[Task statement] Find the line containing "Parse this screenshot: output" in the listing below; reproduce it and every line after, exactly. Skip pictures.

[Data for processing]
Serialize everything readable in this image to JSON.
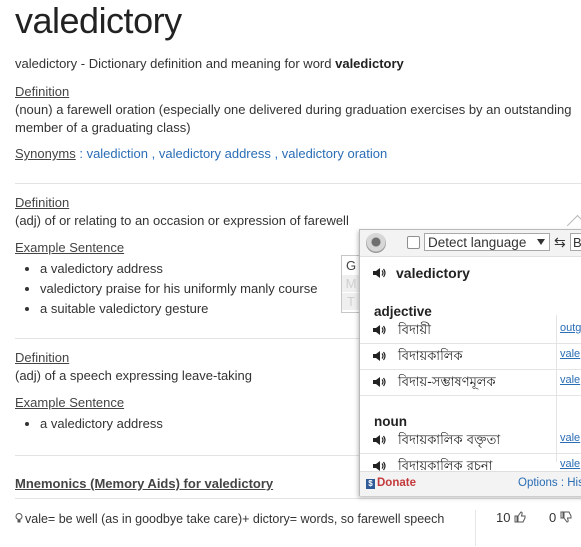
{
  "word": "valedictory",
  "intro": {
    "prefix": "valedictory - Dictionary definition and meaning for word ",
    "bold_word": "valedictory"
  },
  "definitions": [
    {
      "label": "Definition",
      "text_line1": "(noun) a farewell oration (especially one delivered during graduation exercises by an outstanding",
      "text_line2": "member of a graduating class)",
      "synonyms_label": "Synonyms",
      "synonyms": [
        "valediction",
        "valedictory address",
        "valedictory oration"
      ]
    },
    {
      "label": "Definition",
      "text": "(adj) of or relating to an occasion or expression of farewell",
      "example_label": "Example Sentence",
      "examples": [
        "a valedictory address",
        "valedictory praise for his uniformly manly course",
        "a suitable valedictory gesture"
      ]
    },
    {
      "label": "Definition",
      "text": "(adj) of a speech expressing leave-taking",
      "example_label": "Example Sentence",
      "examples": [
        "a valedictory address"
      ]
    }
  ],
  "mnemonics": {
    "title": "Mnemonics (Memory Aids) for valedictory",
    "text": "vale= be well (as in goodbye take care)+ dictory= words, so farewell speech",
    "up_votes": "10",
    "down_votes": "0"
  },
  "popup": {
    "detect_language": "Detect language",
    "target_lang": "B",
    "gmt": [
      "G",
      "M",
      "T"
    ],
    "word": "valedictory",
    "sections": [
      {
        "pos": "adjective",
        "rows": [
          {
            "bn": "বিদায়ী",
            "back": "outg"
          },
          {
            "bn": "বিদায়কালিক",
            "back": "vale"
          },
          {
            "bn": "বিদায়-সম্ভাষণমূলক",
            "back": "vale"
          }
        ]
      },
      {
        "pos": "noun",
        "rows": [
          {
            "bn": "বিদায়কালিক বক্তৃতা",
            "back": "vale"
          },
          {
            "bn": "বিদায়কালিক রচনা",
            "back": "vale"
          }
        ]
      }
    ],
    "donate": "Donate",
    "options": "Options : His"
  },
  "colors": {
    "link": "#2a6db5",
    "donate": "#c4393b",
    "text": "#333333"
  },
  "icons": [
    "speaker-icon",
    "lightbulb-icon",
    "thumbs-up-icon",
    "thumbs-down-icon",
    "swap-icon",
    "chevron-down-icon",
    "donate-icon"
  ]
}
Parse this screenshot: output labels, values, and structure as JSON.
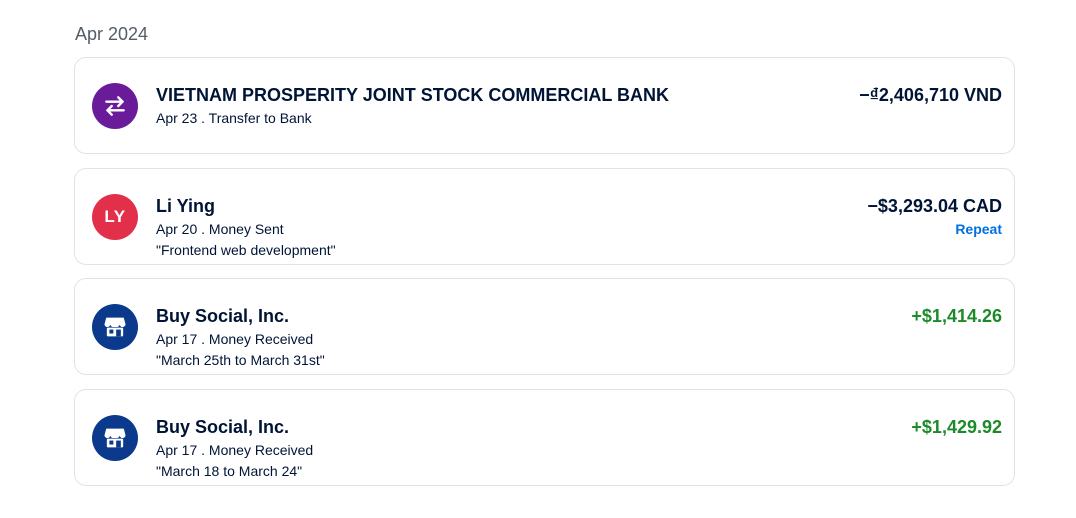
{
  "month_label": "Apr 2024",
  "colors": {
    "transfer_avatar": "#6a1b9a",
    "person_avatar": "#e3304a",
    "merchant_avatar": "#0b3a8c",
    "positive_amount": "#1d8a2a",
    "link": "#0070e0"
  },
  "transactions": [
    {
      "name": "VIETNAM PROSPERITY JOINT STOCK COMMERCIAL BANK",
      "subtitle": "Apr 23 . Transfer to Bank",
      "amount": "−₫2,406,710 VND",
      "icon": "transfer-arrows-icon"
    },
    {
      "name": "Li Ying",
      "subtitle": "Apr 20 . Money Sent",
      "note": "\"Frontend web development\"",
      "amount": "−$3,293.04 CAD",
      "action": "Repeat",
      "avatar_initials": "LY"
    },
    {
      "name": "Buy Social, Inc.",
      "subtitle": "Apr 17 . Money Received",
      "note": "\"March 25th to March 31st\"",
      "amount": "+$1,414.26",
      "icon": "storefront-icon"
    },
    {
      "name": "Buy Social, Inc.",
      "subtitle": "Apr 17 . Money Received",
      "note": "\"March 18 to March 24\"",
      "amount": "+$1,429.92",
      "icon": "storefront-icon"
    }
  ]
}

[Completed task]
Parse this screenshot: output labels, values, and structure as JSON.
{
  "month_label": "Apr 2024",
  "colors": {
    "transfer_avatar": "#6a1b9a",
    "person_avatar": "#e3304a",
    "merchant_avatar": "#0b3a8c",
    "positive_amount": "#1d8a2a",
    "link": "#0070e0"
  },
  "transactions": [
    {
      "name": "VIETNAM PROSPERITY JOINT STOCK COMMERCIAL BANK",
      "subtitle": "Apr 23 . Transfer to Bank",
      "amount": "−₫2,406,710 VND",
      "icon": "transfer-arrows-icon"
    },
    {
      "name": "Li Ying",
      "subtitle": "Apr 20 . Money Sent",
      "note": "\"Frontend web development\"",
      "amount": "−$3,293.04 CAD",
      "action": "Repeat",
      "avatar_initials": "LY"
    },
    {
      "name": "Buy Social, Inc.",
      "subtitle": "Apr 17 . Money Received",
      "note": "\"March 25th to March 31st\"",
      "amount": "+$1,414.26",
      "icon": "storefront-icon"
    },
    {
      "name": "Buy Social, Inc.",
      "subtitle": "Apr 17 . Money Received",
      "note": "\"March 18 to March 24\"",
      "amount": "+$1,429.92",
      "icon": "storefront-icon"
    }
  ]
}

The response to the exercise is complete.